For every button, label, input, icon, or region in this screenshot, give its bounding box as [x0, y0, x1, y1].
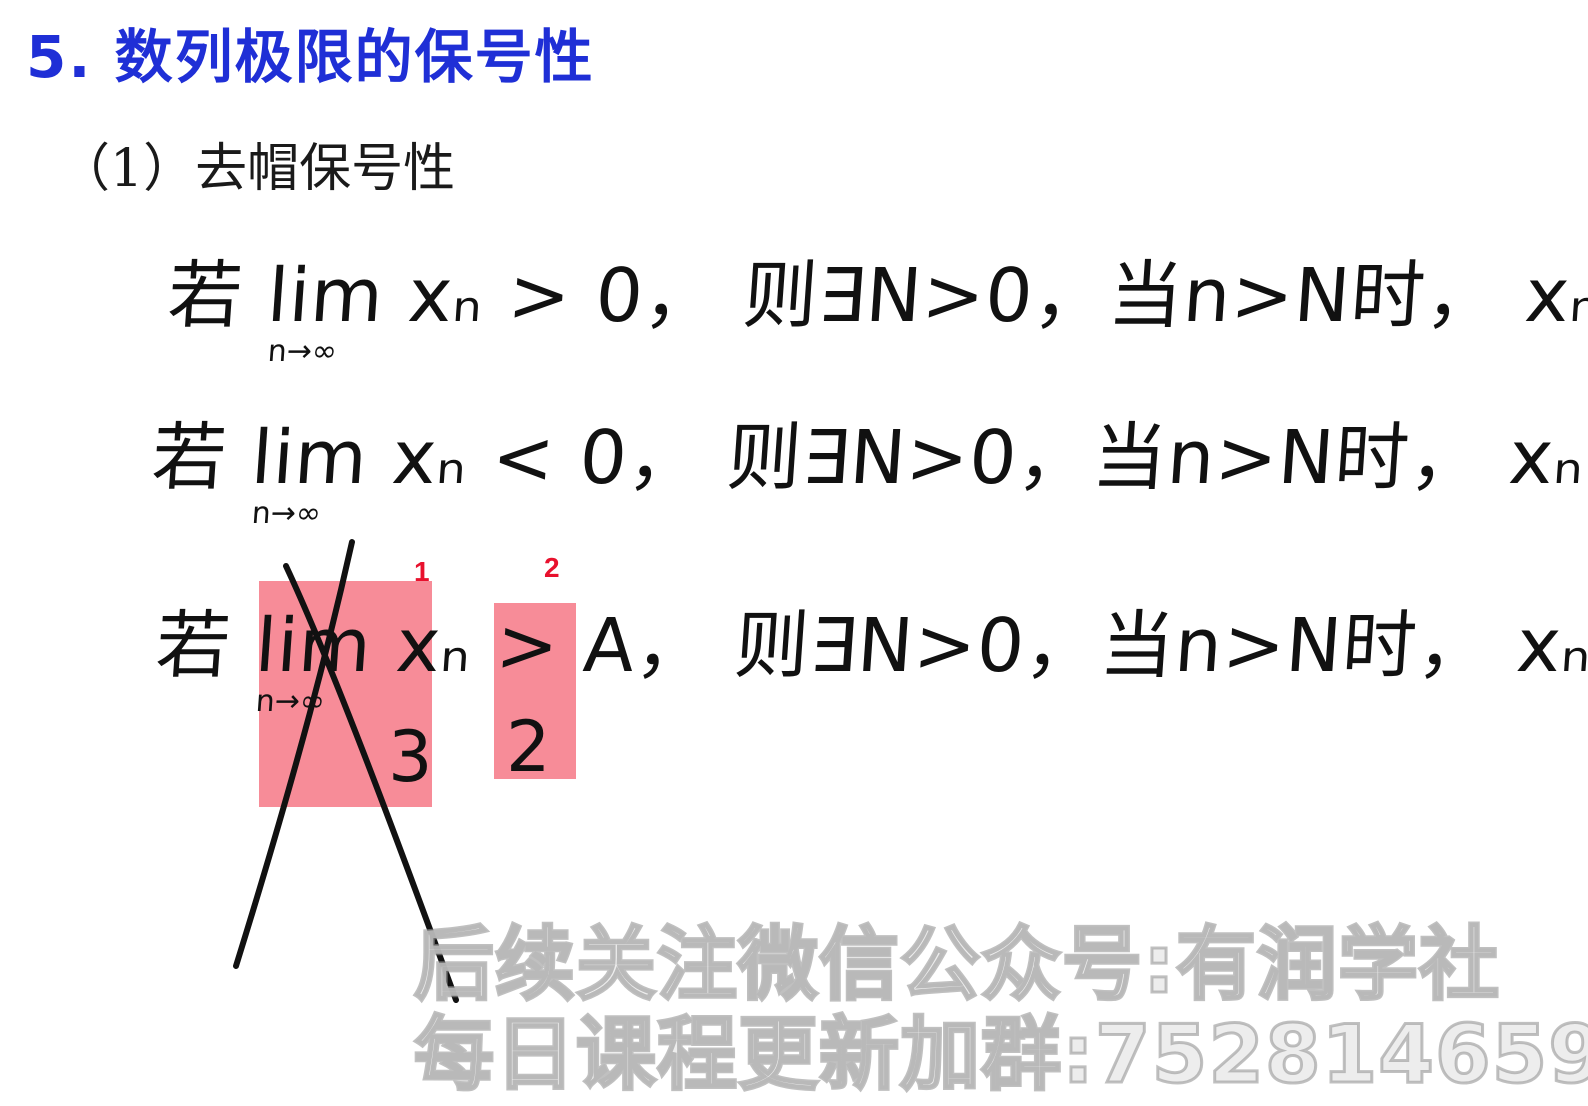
watermark-line-2: 每日课程更新加群:752814659	[413, 1007, 1588, 1103]
cross-stroke-left	[233, 539, 355, 969]
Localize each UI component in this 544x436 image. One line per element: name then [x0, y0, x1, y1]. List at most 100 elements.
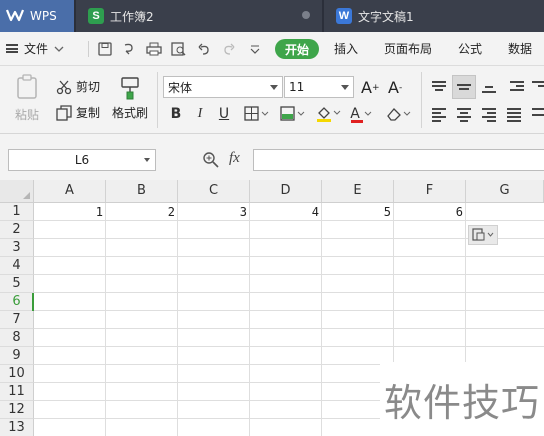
align-middle-icon	[455, 78, 473, 96]
table-cell[interactable]: 6	[394, 203, 466, 221]
table-cell[interactable]: 1	[34, 203, 106, 221]
column-header[interactable]: E	[322, 180, 394, 202]
justify-icon[interactable]	[505, 106, 523, 124]
shrink-font-button[interactable]: A-	[388, 78, 402, 97]
font-size-value: 11	[289, 80, 305, 94]
table-cell[interactable]: 2	[106, 203, 178, 221]
fill-pattern-button[interactable]	[278, 104, 308, 124]
row-header[interactable]: 2	[0, 221, 34, 239]
customize-dropdown-icon[interactable]	[246, 40, 264, 58]
zoom-search-icon[interactable]	[202, 151, 220, 172]
row-header[interactable]: 9	[0, 347, 34, 365]
name-box[interactable]: L6	[8, 149, 156, 171]
tab-start[interactable]: 开始	[275, 39, 319, 59]
align-top-icon[interactable]	[430, 78, 448, 96]
gridline	[34, 256, 544, 257]
italic-button[interactable]: I	[190, 104, 210, 124]
divider	[88, 41, 89, 57]
select-all-corner[interactable]	[0, 180, 34, 202]
grow-font-button[interactable]: A +	[361, 78, 380, 97]
row-header[interactable]: 8	[0, 329, 34, 347]
table-cell[interactable]: 5	[322, 203, 394, 221]
unsaved-dot-icon[interactable]	[302, 11, 310, 19]
align-left-icon[interactable]	[430, 106, 448, 124]
print-icon[interactable]	[145, 40, 163, 58]
paste-label: 粘贴	[14, 108, 39, 122]
output-icon[interactable]	[120, 40, 138, 58]
cut-label: 剪切	[76, 80, 101, 94]
row-header[interactable]: 10	[0, 365, 34, 383]
redo-icon[interactable]	[220, 40, 238, 58]
row-header[interactable]: 6	[0, 293, 34, 311]
cut-button[interactable]: 剪切	[56, 78, 100, 95]
gridline	[34, 310, 544, 311]
tab-data[interactable]: 数据	[508, 32, 532, 65]
clear-button[interactable]	[384, 104, 414, 124]
row-header[interactable]: 11	[0, 383, 34, 401]
bold-button[interactable]: B	[166, 104, 186, 124]
tab-label: 文字文稿1	[358, 9, 414, 24]
borders-button[interactable]	[242, 104, 272, 124]
paste-button[interactable]: 粘贴	[10, 74, 44, 123]
title-tab-bar: WPS S 工作簿2 W 文字文稿1	[0, 0, 544, 32]
align-middle-button[interactable]	[452, 75, 476, 99]
formula-input[interactable]	[253, 149, 544, 171]
underline-button[interactable]: U	[214, 104, 234, 124]
font-name-dropdown[interactable]: 宋体	[163, 76, 283, 98]
column-header-bar: ABCDEFG	[0, 180, 544, 203]
gridline	[34, 292, 544, 293]
column-header[interactable]: F	[394, 180, 466, 202]
cell-reference: L6	[74, 153, 90, 167]
table-cell[interactable]: 3	[178, 203, 250, 221]
font-color-button[interactable]: A	[348, 104, 374, 124]
copy-icon	[56, 104, 72, 121]
align-bottom-icon[interactable]	[480, 78, 498, 96]
row-header[interactable]: 7	[0, 311, 34, 329]
font-size-dropdown[interactable]: 11	[284, 76, 354, 98]
align-center-icon[interactable]	[455, 106, 473, 124]
tab-insert[interactable]: 插入	[334, 32, 358, 65]
tab-formulas[interactable]: 公式	[458, 32, 482, 65]
increase-indent-icon[interactable]	[530, 78, 544, 96]
row-header[interactable]: 3	[0, 239, 34, 257]
formula-bar: L6 fx	[0, 134, 544, 180]
format-painter-button[interactable]: 格式刷	[108, 76, 152, 121]
tab-document[interactable]: W 文字文稿1	[324, 0, 544, 32]
eraser-icon	[387, 108, 411, 121]
distributed-icon[interactable]	[530, 106, 544, 124]
tab-workbook[interactable]: S 工作簿2	[76, 0, 322, 32]
tab-wps-home[interactable]: WPS	[0, 0, 74, 32]
print-preview-icon[interactable]	[170, 40, 188, 58]
active-row-marker	[32, 293, 34, 311]
cell-style-icon	[280, 106, 305, 121]
decrease-indent-icon[interactable]	[508, 78, 526, 96]
column-header[interactable]: B	[106, 180, 178, 202]
paste-options-button[interactable]	[468, 225, 498, 245]
wps-logo-icon	[5, 8, 25, 25]
column-header[interactable]: C	[178, 180, 250, 202]
column-header[interactable]: D	[250, 180, 322, 202]
save-icon[interactable]	[96, 40, 114, 58]
undo-icon[interactable]	[195, 40, 213, 58]
row-header[interactable]: 5	[0, 275, 34, 293]
chevron-down-icon	[54, 46, 64, 52]
row-header[interactable]: 13	[0, 419, 34, 436]
fill-color-button[interactable]	[314, 104, 344, 124]
file-menu[interactable]: 文件	[6, 32, 64, 65]
gridline	[34, 346, 544, 347]
paintbrush-icon	[121, 77, 139, 100]
row-header[interactable]: 4	[0, 257, 34, 275]
row-header[interactable]: 12	[0, 401, 34, 419]
clipboard-icon	[17, 74, 37, 99]
copy-button[interactable]: 复制	[56, 104, 100, 121]
column-header[interactable]: G	[466, 180, 544, 202]
writer-icon: W	[336, 8, 352, 24]
gridline	[34, 328, 544, 329]
tab-page-layout[interactable]: 页面布局	[384, 32, 432, 65]
tab-label: 工作簿2	[110, 9, 154, 24]
align-right-icon[interactable]	[480, 106, 498, 124]
column-header[interactable]: A	[34, 180, 106, 202]
row-header[interactable]: 1	[0, 203, 34, 221]
table-cell[interactable]: 4	[250, 203, 322, 221]
insert-function-button[interactable]: fx	[229, 150, 240, 167]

+++

• _SHORT TASK_
Turn each line of the records above into one string in a JSON list, skipping blank lines and leaving the pictures out.

• _TASK OUTPUT_
[
  "For every button, label, input, icon, or region in this screenshot, give its bounding box as [x0, y0, x1, y1].",
  "watermark-line-2: 每日课程更新加群:752814659\t[413, 1007, 1588, 1103]",
  "cross-stroke-left\t[233, 539, 355, 969]",
  "Localize each UI component in this 544x436 image. One line per element: name then [x0, y0, x1, y1]. List at most 100 elements.",
  "align-middle-icon\t[455, 78, 473, 96]",
  "table-cell[interactable]: 6\t[394, 203, 466, 221]",
  "table-cell[interactable]: 1\t[34, 203, 106, 221]",
  "column-header[interactable]: E\t[322, 180, 394, 202]",
  "justify-icon[interactable]\t[505, 106, 523, 124]",
  "shrink-font-button[interactable]: A-\t[388, 78, 402, 97]",
  "font-size-value: 11\t[289, 80, 305, 94]",
  "table-cell[interactable]: 2\t[106, 203, 178, 221]",
  "fill-pattern-button[interactable]\t[278, 104, 308, 124]",
  "row-header[interactable]: 2\t[0, 221, 34, 239]",
  "customize-dropdown-icon[interactable]\t[246, 40, 264, 58]",
  "zoom-search-icon[interactable]\t[202, 151, 220, 172]",
  "row-header[interactable]: 9\t[0, 347, 34, 365]",
  "name-box[interactable]: L6\t[8, 149, 156, 171]",
  "tab-start[interactable]: 开始\t[275, 39, 319, 59]",
  "align-top-icon[interactable]\t[430, 78, 448, 96]",
  "gridline\t[34, 256, 544, 257]",
  "italic-button[interactable]: I\t[190, 104, 210, 124]",
  "divider\t[88, 41, 89, 57]",
  "select-all-corner[interactable]\t[0, 180, 34, 202]",
  "grow-font-button[interactable]: A +\t[361, 78, 380, 97]",
  "row-header[interactable]: 8\t[0, 329, 34, 347]",
  "table-cell[interactable]: 5\t[322, 203, 394, 221]",
  "unsaved-dot-icon[interactable]\t[302, 11, 310, 19]",
  "align-left-icon[interactable]\t[430, 106, 448, 124]",
  "print-icon[interactable]\t[145, 40, 163, 58]",
  "paste-label: 粘贴\t[14, 108, 39, 122]",
  "output-icon[interactable]\t[120, 40, 138, 58]",
  "cut-label: 剪切\t[76, 80, 101, 94]",
  "row-header[interactable]: 10\t[0, 365, 34, 383]",
  "redo-icon[interactable]\t[220, 40, 238, 58]",
  "row-header[interactable]: 6\t[0, 293, 34, 311]",
  "cut-button[interactable]: 剪切\t[56, 78, 100, 95]",
  "gridline\t[34, 310, 544, 311]",
  "tab-data[interactable]: 数据\t[508, 32, 532, 65]",
  "clear-button[interactable]\t[384, 104, 414, 124]",
  "row-header[interactable]: 11\t[0, 383, 34, 401]",
  "bold-button[interactable]: B\t[166, 104, 186, 124]",
  "tab-label: 文字文稿1\t[358, 9, 414, 24]",
  "borders-button[interactable]\t[242, 104, 272, 124]",
  "paste-button[interactable]: 粘贴\t[10, 74, 44, 123]",
  "title-tab-bar: WPS S 工作簿2 W 文字文稿1\t[0, 0, 544, 32]",
  "align-middle-button[interactable]\t[452, 75, 476, 99]",
  "formula-input[interactable]\t[253, 149, 544, 171]",
  "underline-button[interactable]: U\t[214, 104, 234, 124]",
  "font-name-dropdown[interactable]: 宋体\t[163, 76, 283, 98]",
  "column-header-bar: ABCDEFG\t[0, 180, 544, 203]",
  "gridline\t[34, 292, 544, 293]",
  "column-header[interactable]: F\t[394, 180, 466, 202]",
  "cell-reference: L6\t[74, 153, 90, 167]",
  "table-cell[interactable]: 3\t[178, 203, 250, 221]",
  "font-color-button[interactable]: A\t[348, 104, 374, 124]",
  "copy-icon\t[56, 104, 72, 121]",
  "align-bottom-icon[interactable]\t[480, 78, 498, 96]",
  "row-header[interactable]: 7\t[0, 311, 34, 329]",
  "font-size-dropdown[interactable]: 11\t[284, 76, 354, 98]",
  "align-center-icon[interactable]\t[455, 106, 473, 124]",
  "tab-insert[interactable]: 插入\t[334, 32, 358, 65]",
  "tab-formulas[interactable]: 公式\t[458, 32, 482, 65]",
  "increase-indent-icon[interactable]\t[530, 78, 544, 96]",
  "row-header[interactable]: 3\t[0, 239, 34, 257]",
  "formula-bar: L6 fx\t[0, 134, 544, 180]",
  "format-painter-button[interactable]: 格式刷\t[108, 76, 152, 121]",
  "tab-document[interactable]: W 文字文稿1\t[324, 0, 544, 32]",
  "eraser-icon\t[387, 108, 411, 121]",
  "distributed-icon[interactable]\t[530, 106, 544, 124]",
  "tab-workbook[interactable]: S 工作簿2\t[76, 0, 322, 32]",
  "tab-wps-home[interactable]: WPS\t[0, 0, 74, 32]",
  "print-preview-icon[interactable]\t[170, 40, 188, 58]",
  "active-row-marker\t[32, 293, 34, 311]",
  "cell-style-icon\t[280, 106, 305, 121]",
  "decrease-indent-icon[interactable]\t[508, 78, 526, 96]",
  "column-header[interactable]: B\t[106, 180, 178, 202]",
  "paste-options-button[interactable]\t[468, 225, 498, 245]",
  "wps-logo-icon\t[5, 8, 25, 25]",
  "column-header[interactable]: C\t[178, 180, 250, 202]",
  "column-header[interactable]: D\t[250, 180, 322, 202]",
  "save-icon[interactable]\t[96, 40, 114, 58]",
  "undo-icon[interactable]\t[195, 40, 213, 58]",
  "row-header[interactable]: 5\t[0, 275, 34, 293]",
  "chevron-down-icon\t[54, 46, 64, 52]",
  "row-header[interactable]: 13\t[0, 419, 34, 436]",
  "fill-color-button[interactable]\t[314, 104, 344, 124]",
  "file-menu[interactable]: 文件\t[6, 32, 64, 65]",
  "gridline\t[34, 346, 544, 347]",
  "paintbrush-icon\t[121, 77, 139, 100]",
  "row-header[interactable]: 4\t[0, 257, 34, 275]",
  "row-header[interactable]: 12\t[0, 401, 34, 419]",
  "clipboard-icon\t[17, 74, 37, 99]",
  "copy-button[interactable]: 复制\t[56, 104, 100, 121]",
  "column-header[interactable]: G\t[466, 180, 544, 202]",
  "writer-icon: W\t[336, 8, 352, 24]",
  "gridline\t[34, 328, 544, 329]",
  "tab-page-layout[interactable]: 页面布局\t[384, 32, 432, 65]",
  "tab-label: 工作簿2\t[110, 9, 154, 24]",
  "align-right-icon[interactable]\t[480, 106, 498, 124]",
  "column-header[interactable]: A\t[34, 180, 106, 202]",
  "row-header[interactable]: 1\t[0, 203, 34, 221]",
  "table-cell[interactable]: 4\t[250, 203, 322, 221]",
  "insert-function-button[interactable]: fx\t[229, 150, 240, 167]"
]